Task to carry out
Copy each line in the data that includes the word "JSON".

# Start of Given records

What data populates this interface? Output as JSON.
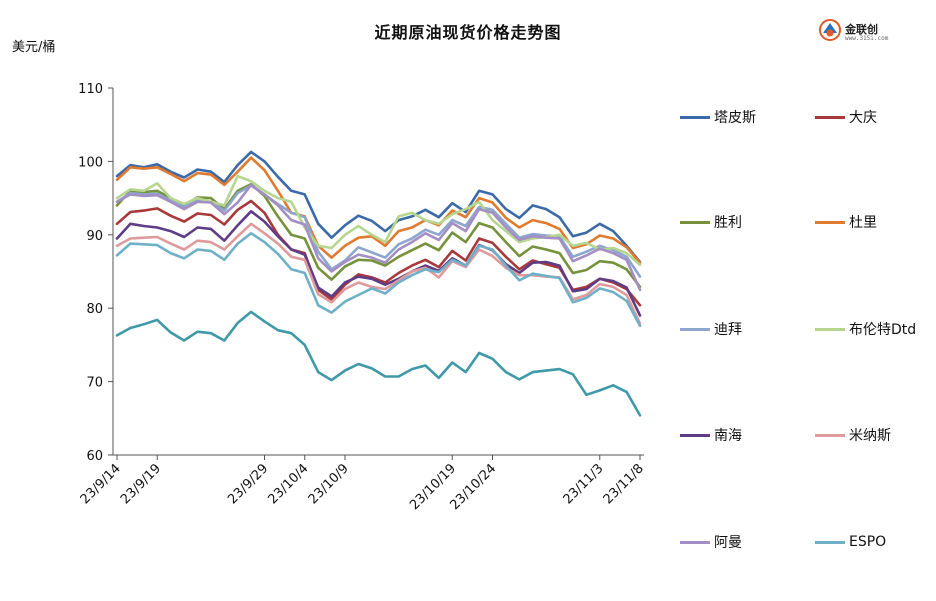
{
  "chart_data": {
    "type": "line",
    "title": "近期原油现货价格走势图",
    "unit_label": "美元/桶",
    "ylim": [
      60,
      110
    ],
    "yticks": [
      60,
      70,
      80,
      90,
      100,
      110
    ],
    "grid": false,
    "legend_position": "right",
    "xtick_labels": [
      "23/9/14",
      "23/9/19",
      "23/9/24",
      "23/9/29",
      "23/10/4",
      "23/10/9",
      "23/10/14",
      "23/10/19",
      "23/10/24",
      "23/10/29",
      "23/11/3",
      "23/11/8"
    ],
    "x": [
      "23/9/14",
      "23/9/15",
      "23/9/18",
      "23/9/19",
      "23/9/20",
      "23/9/21",
      "23/9/22",
      "23/9/25",
      "23/9/26",
      "23/9/27",
      "23/9/28",
      "23/9/29",
      "23/10/2",
      "23/10/3",
      "23/10/4",
      "23/10/5",
      "23/10/6",
      "23/10/9",
      "23/10/10",
      "23/10/11",
      "23/10/12",
      "23/10/13",
      "23/10/16",
      "23/10/17",
      "23/10/18",
      "23/10/19",
      "23/10/20",
      "23/10/23",
      "23/10/24",
      "23/10/25",
      "23/10/26",
      "23/10/27",
      "23/10/30",
      "23/10/31",
      "23/11/1",
      "23/11/2",
      "23/11/3",
      "23/11/6",
      "23/11/7",
      "23/11/8"
    ],
    "series": [
      {
        "name": "塔皮斯",
        "color": "#3b6aa8",
        "values": [
          98.0,
          99.5,
          99.2,
          99.6,
          98.6,
          97.8,
          98.9,
          98.6,
          97.2,
          99.5,
          101.3,
          100.0,
          97.9,
          96.0,
          95.5,
          91.5,
          89.6,
          91.3,
          92.6,
          91.9,
          90.5,
          92.0,
          92.5,
          93.4,
          92.4,
          94.3,
          93.1,
          96.0,
          95.5,
          93.5,
          92.3,
          94.0,
          93.5,
          92.4,
          89.8,
          90.3,
          91.5,
          90.5,
          88.5,
          86.3
        ]
      },
      {
        "name": "大庆",
        "color": "#a8383a",
        "values": [
          91.5,
          93.1,
          93.3,
          93.6,
          92.6,
          91.8,
          92.9,
          92.7,
          91.4,
          93.4,
          94.6,
          93.0,
          90.0,
          88.0,
          87.5,
          82.5,
          81.2,
          83.2,
          84.6,
          84.2,
          83.5,
          84.8,
          85.8,
          86.6,
          85.6,
          87.8,
          86.5,
          89.5,
          88.9,
          87.0,
          85.3,
          86.5,
          86.0,
          85.5,
          82.5,
          82.9,
          84.0,
          83.5,
          82.6,
          80.4
        ]
      },
      {
        "name": "胜利",
        "color": "#76923c",
        "values": [
          94.0,
          96.0,
          95.8,
          96.0,
          95.0,
          94.0,
          95.1,
          95.0,
          93.5,
          96.0,
          96.9,
          95.3,
          92.5,
          90.0,
          89.5,
          85.5,
          83.9,
          85.7,
          86.6,
          86.5,
          85.8,
          87.0,
          87.9,
          88.8,
          87.9,
          90.3,
          89.0,
          91.6,
          91.0,
          89.0,
          87.1,
          88.4,
          88.0,
          87.5,
          84.8,
          85.2,
          86.4,
          86.2,
          85.3,
          82.9
        ]
      },
      {
        "name": "杜里",
        "color": "#e07a2f",
        "values": [
          97.5,
          99.2,
          99.0,
          99.2,
          98.3,
          97.3,
          98.4,
          98.2,
          96.8,
          98.6,
          100.5,
          98.8,
          96.0,
          93.0,
          92.5,
          88.5,
          86.9,
          88.5,
          89.6,
          89.8,
          88.5,
          90.5,
          91.0,
          92.0,
          91.3,
          93.3,
          92.4,
          95.0,
          94.4,
          92.3,
          91.0,
          92.0,
          91.6,
          90.8,
          88.2,
          88.7,
          89.9,
          89.5,
          88.3,
          86.2
        ]
      },
      {
        "name": "迪拜",
        "color": "#8ea6cf",
        "values": [
          94.5,
          95.7,
          95.5,
          95.6,
          94.7,
          93.8,
          94.7,
          94.5,
          93.3,
          95.7,
          96.7,
          95.5,
          94.2,
          93.0,
          92.4,
          87.7,
          85.3,
          86.5,
          88.3,
          87.6,
          86.9,
          88.7,
          89.5,
          90.7,
          90.0,
          92.0,
          91.2,
          93.8,
          93.4,
          91.5,
          89.6,
          90.1,
          89.9,
          89.8,
          87.0,
          87.7,
          88.5,
          87.9,
          87.0,
          84.3
        ]
      },
      {
        "name": "布伦特Dtd",
        "color": "#b6d690",
        "values": [
          95.0,
          96.2,
          96.0,
          97.0,
          95.0,
          94.2,
          95.0,
          94.5,
          94.0,
          98.0,
          97.3,
          96.0,
          95.0,
          94.5,
          91.0,
          88.5,
          88.2,
          90.0,
          91.2,
          90.0,
          89.0,
          92.5,
          93.0,
          92.0,
          91.5,
          92.8,
          93.5,
          94.5,
          92.0,
          90.5,
          89.0,
          89.5,
          89.7,
          90.0,
          88.5,
          88.9,
          88.0,
          88.2,
          87.5,
          85.9
        ]
      },
      {
        "name": "南海",
        "color": "#5e3d86",
        "values": [
          89.5,
          91.5,
          91.2,
          91.0,
          90.5,
          89.7,
          91.0,
          90.8,
          89.2,
          91.3,
          93.2,
          91.8,
          89.8,
          88.0,
          87.3,
          82.8,
          81.6,
          83.5,
          84.3,
          84.0,
          83.2,
          84.0,
          85.0,
          85.8,
          85.1,
          86.8,
          85.8,
          88.6,
          87.9,
          86.0,
          84.8,
          86.2,
          86.3,
          85.8,
          82.3,
          82.6,
          84.0,
          83.7,
          82.8,
          79.0
        ]
      },
      {
        "name": "米纳斯",
        "color": "#df9a9c",
        "values": [
          88.5,
          89.5,
          89.6,
          89.7,
          88.8,
          88.0,
          89.2,
          89.0,
          88.0,
          89.8,
          91.5,
          90.2,
          88.8,
          87.0,
          86.6,
          81.9,
          80.8,
          82.6,
          83.5,
          82.9,
          82.6,
          83.8,
          85.0,
          85.5,
          84.2,
          86.4,
          85.6,
          88.0,
          87.1,
          85.5,
          84.5,
          84.5,
          84.3,
          84.2,
          81.2,
          81.8,
          83.3,
          82.9,
          81.8,
          77.9
        ]
      },
      {
        "name": "阿曼",
        "color": "#a48fc4",
        "values": [
          94.5,
          95.5,
          95.3,
          95.4,
          94.5,
          93.5,
          94.5,
          94.4,
          92.8,
          94.4,
          96.8,
          95.5,
          94.0,
          92.0,
          91.4,
          86.8,
          85.0,
          86.3,
          87.3,
          86.9,
          86.2,
          88.0,
          89.0,
          90.2,
          89.3,
          91.6,
          90.5,
          93.5,
          93.0,
          91.0,
          89.3,
          89.8,
          89.6,
          89.5,
          86.4,
          87.2,
          88.1,
          87.5,
          86.6,
          82.5
        ]
      },
      {
        "name": "ESPO",
        "color": "#6fb0c9",
        "values": [
          87.2,
          88.8,
          88.7,
          88.6,
          87.5,
          86.8,
          88.0,
          87.8,
          86.6,
          88.8,
          90.2,
          89.0,
          87.4,
          85.3,
          84.8,
          80.4,
          79.4,
          80.9,
          81.8,
          82.7,
          82.0,
          83.5,
          84.5,
          85.3,
          84.9,
          86.6,
          85.8,
          88.5,
          88.0,
          85.8,
          83.8,
          84.7,
          84.4,
          84.1,
          80.8,
          81.4,
          82.7,
          82.2,
          81.0,
          77.6
        ]
      },
      {
        "name": "",
        "color": "#3f99a8",
        "values": [
          76.3,
          77.3,
          77.8,
          78.4,
          76.7,
          75.6,
          76.8,
          76.6,
          75.6,
          78.0,
          79.5,
          78.2,
          77.0,
          76.6,
          75.0,
          71.3,
          70.2,
          71.5,
          72.4,
          71.8,
          70.7,
          70.7,
          71.7,
          72.2,
          70.5,
          72.6,
          71.3,
          73.9,
          73.1,
          71.3,
          70.3,
          71.3,
          71.5,
          71.7,
          71.0,
          68.2,
          68.8,
          69.5,
          68.6,
          65.4
        ]
      }
    ]
  }
}
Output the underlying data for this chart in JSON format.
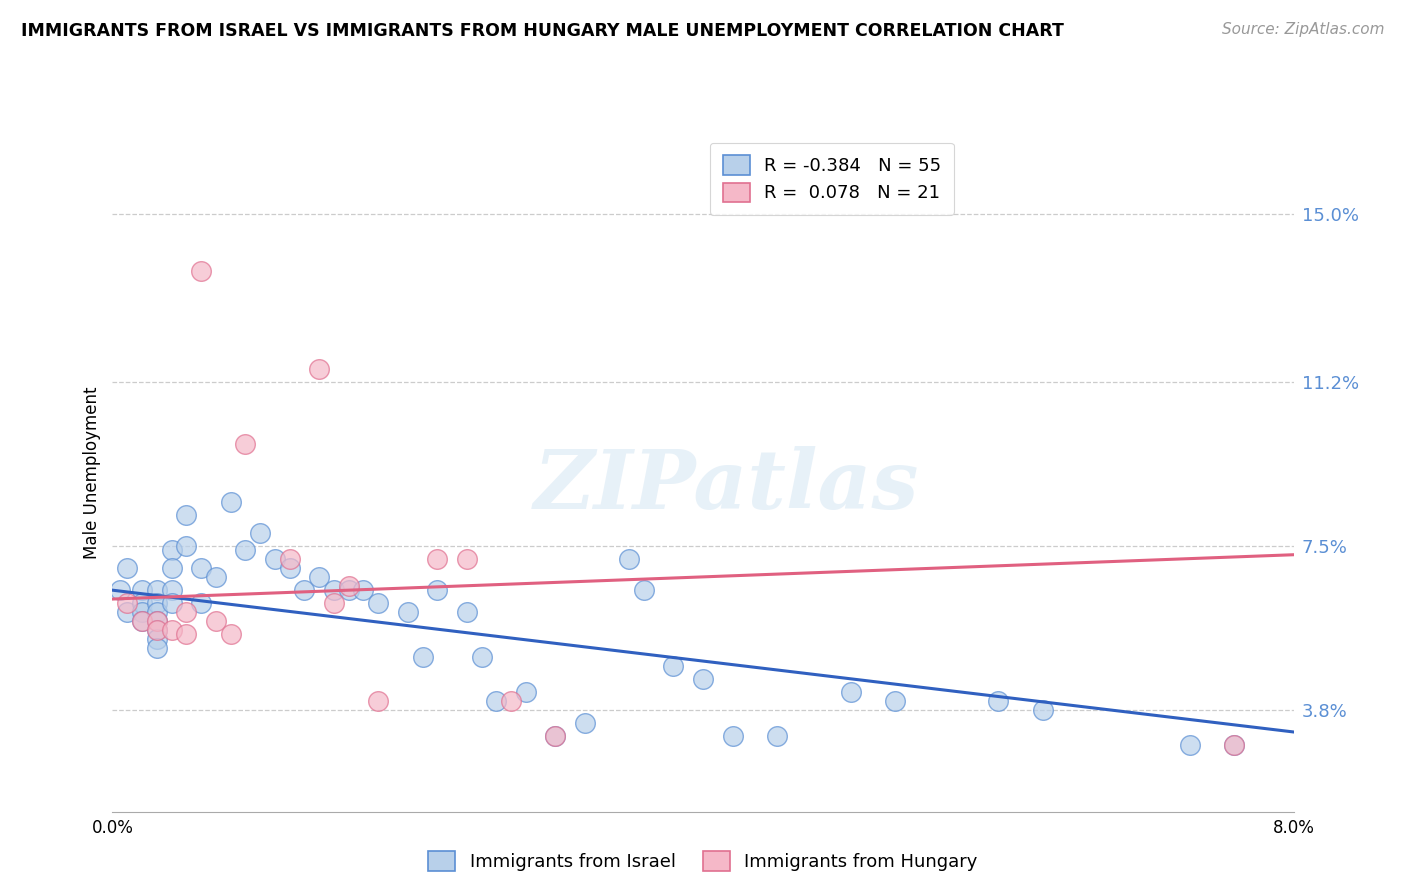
{
  "title": "IMMIGRANTS FROM ISRAEL VS IMMIGRANTS FROM HUNGARY MALE UNEMPLOYMENT CORRELATION CHART",
  "source": "Source: ZipAtlas.com",
  "ylabel": "Male Unemployment",
  "ytick_labels": [
    "15.0%",
    "11.2%",
    "7.5%",
    "3.8%"
  ],
  "ytick_values": [
    0.15,
    0.112,
    0.075,
    0.038
  ],
  "xlim": [
    0.0,
    0.08
  ],
  "ylim": [
    0.015,
    0.168
  ],
  "israel_color": "#b8d0ea",
  "hungary_color": "#f5b8c8",
  "israel_edge_color": "#5b8fd4",
  "hungary_edge_color": "#e07090",
  "israel_line_color": "#3060c0",
  "hungary_line_color": "#e06080",
  "ytick_color": "#5b8fd4",
  "israel_R": "-0.384",
  "israel_N": "55",
  "hungary_R": "0.078",
  "hungary_N": "21",
  "israel_scatter_x": [
    0.0005,
    0.001,
    0.001,
    0.002,
    0.002,
    0.002,
    0.002,
    0.003,
    0.003,
    0.003,
    0.003,
    0.003,
    0.003,
    0.003,
    0.004,
    0.004,
    0.004,
    0.004,
    0.005,
    0.005,
    0.006,
    0.006,
    0.007,
    0.008,
    0.009,
    0.01,
    0.011,
    0.012,
    0.013,
    0.014,
    0.015,
    0.016,
    0.017,
    0.018,
    0.02,
    0.021,
    0.022,
    0.024,
    0.025,
    0.026,
    0.028,
    0.03,
    0.032,
    0.035,
    0.036,
    0.038,
    0.04,
    0.042,
    0.045,
    0.05,
    0.053,
    0.06,
    0.063,
    0.073,
    0.076
  ],
  "israel_scatter_y": [
    0.065,
    0.07,
    0.06,
    0.065,
    0.062,
    0.06,
    0.058,
    0.065,
    0.062,
    0.06,
    0.058,
    0.056,
    0.054,
    0.052,
    0.074,
    0.07,
    0.065,
    0.062,
    0.082,
    0.075,
    0.07,
    0.062,
    0.068,
    0.085,
    0.074,
    0.078,
    0.072,
    0.07,
    0.065,
    0.068,
    0.065,
    0.065,
    0.065,
    0.062,
    0.06,
    0.05,
    0.065,
    0.06,
    0.05,
    0.04,
    0.042,
    0.032,
    0.035,
    0.072,
    0.065,
    0.048,
    0.045,
    0.032,
    0.032,
    0.042,
    0.04,
    0.04,
    0.038,
    0.03,
    0.03
  ],
  "hungary_scatter_x": [
    0.001,
    0.002,
    0.003,
    0.003,
    0.004,
    0.005,
    0.005,
    0.006,
    0.007,
    0.008,
    0.009,
    0.012,
    0.014,
    0.015,
    0.016,
    0.018,
    0.022,
    0.024,
    0.027,
    0.03,
    0.076
  ],
  "hungary_scatter_y": [
    0.062,
    0.058,
    0.058,
    0.056,
    0.056,
    0.06,
    0.055,
    0.137,
    0.058,
    0.055,
    0.098,
    0.072,
    0.115,
    0.062,
    0.066,
    0.04,
    0.072,
    0.072,
    0.04,
    0.032,
    0.03
  ],
  "israel_trend_x": [
    0.0,
    0.08
  ],
  "israel_trend_y": [
    0.065,
    0.033
  ],
  "hungary_trend_x": [
    0.0,
    0.08
  ],
  "hungary_trend_y": [
    0.063,
    0.073
  ],
  "grid_color": "#cccccc",
  "spine_color": "#aaaaaa"
}
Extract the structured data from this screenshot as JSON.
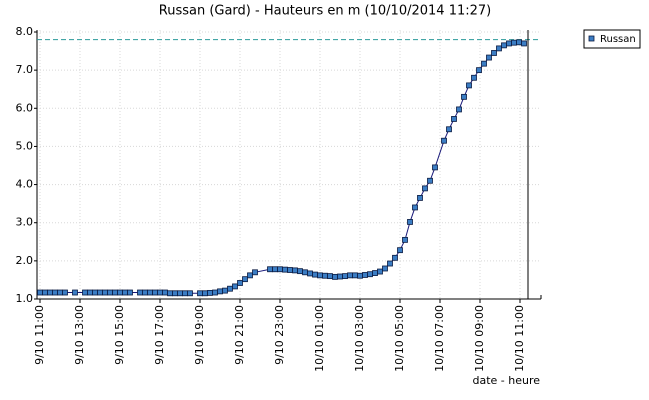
{
  "chart_data": {
    "type": "line",
    "title": "Russan (Gard) - Hauteurs en m (10/10/2014 11:27)",
    "x_label": "date - heure",
    "x": [
      0,
      0.25,
      0.5,
      0.75,
      1,
      1.25,
      1.75,
      2.25,
      2.5,
      2.75,
      3,
      3.25,
      3.5,
      3.75,
      4,
      4.25,
      4.5,
      5,
      5.25,
      5.5,
      5.75,
      6,
      6.25,
      6.5,
      6.75,
      7,
      7.25,
      7.5,
      8,
      8.25,
      8.5,
      8.75,
      9,
      9.25,
      9.5,
      9.75,
      10,
      10.25,
      10.5,
      10.75,
      11.5,
      11.75,
      12,
      12.25,
      12.5,
      12.75,
      13,
      13.25,
      13.5,
      13.75,
      14,
      14.25,
      14.5,
      14.75,
      15,
      15.25,
      15.5,
      15.75,
      16,
      16.25,
      16.5,
      16.75,
      17,
      17.25,
      17.5,
      17.75,
      18,
      18.25,
      18.5,
      18.75,
      19,
      19.25,
      19.5,
      19.75,
      20.2,
      20.45,
      20.7,
      20.95,
      21.2,
      21.45,
      21.7,
      21.95,
      22.2,
      22.45,
      22.7,
      22.95,
      23.2,
      23.45,
      23.7,
      23.95,
      24.2
    ],
    "series": [
      {
        "name": "Russan",
        "color": "#3b7dc4",
        "line_color": "#1a1a7a",
        "values": [
          1.17,
          1.17,
          1.17,
          1.17,
          1.17,
          1.17,
          1.17,
          1.17,
          1.17,
          1.17,
          1.17,
          1.17,
          1.17,
          1.17,
          1.17,
          1.17,
          1.17,
          1.17,
          1.17,
          1.17,
          1.17,
          1.17,
          1.17,
          1.15,
          1.15,
          1.15,
          1.15,
          1.15,
          1.15,
          1.15,
          1.16,
          1.17,
          1.2,
          1.22,
          1.27,
          1.33,
          1.42,
          1.52,
          1.62,
          1.7,
          1.78,
          1.78,
          1.78,
          1.77,
          1.76,
          1.75,
          1.73,
          1.7,
          1.67,
          1.64,
          1.62,
          1.61,
          1.6,
          1.58,
          1.59,
          1.6,
          1.62,
          1.62,
          1.61,
          1.63,
          1.65,
          1.68,
          1.72,
          1.8,
          1.93,
          2.08,
          2.28,
          2.55,
          3.02,
          3.4,
          3.65,
          3.9,
          4.1,
          4.45,
          5.15,
          5.45,
          5.72,
          5.97,
          6.3,
          6.6,
          6.8,
          7.0,
          7.17,
          7.33,
          7.45,
          7.57,
          7.65,
          7.7,
          7.72,
          7.73,
          7.7
        ]
      }
    ],
    "xlim": [
      -0.15,
      25.05
    ],
    "ylim": [
      1,
      8
    ],
    "xticks": [
      {
        "value": 0,
        "label": "9/10 11:00"
      },
      {
        "value": 2,
        "label": "9/10 13:00"
      },
      {
        "value": 4,
        "label": "9/10 15:00"
      },
      {
        "value": 6,
        "label": "9/10 17:00"
      },
      {
        "value": 8,
        "label": "9/10 19:00"
      },
      {
        "value": 10,
        "label": "9/10 21:00"
      },
      {
        "value": 12,
        "label": "9/10 23:00"
      },
      {
        "value": 14,
        "label": "10/10 01:00"
      },
      {
        "value": 16,
        "label": "10/10 03:00"
      },
      {
        "value": 18,
        "label": "10/10 05:00"
      },
      {
        "value": 20,
        "label": "10/10 07:00"
      },
      {
        "value": 22,
        "label": "10/10 09:00"
      },
      {
        "value": 24,
        "label": "10/10 11:00"
      }
    ],
    "yticks": [
      {
        "value": 1,
        "label": "1.0"
      },
      {
        "value": 2,
        "label": "2.0"
      },
      {
        "value": 3,
        "label": "3.0"
      },
      {
        "value": 4,
        "label": "4.0"
      },
      {
        "value": 5,
        "label": "5.0"
      },
      {
        "value": 6,
        "label": "6.0"
      },
      {
        "value": 7,
        "label": "7.0"
      },
      {
        "value": 8,
        "label": "8.0"
      }
    ],
    "grid": true,
    "legend": "top-right",
    "reference_lines": {
      "y": 7.8,
      "y_color": "#2a9a9a",
      "x": 24.4,
      "x_color": "#000000"
    }
  }
}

# End of Given records

Full answer
What data populates this interface? Output as JSON.
Output the underlying data for this chart in JSON format.
Extract the structured data from this screenshot as JSON.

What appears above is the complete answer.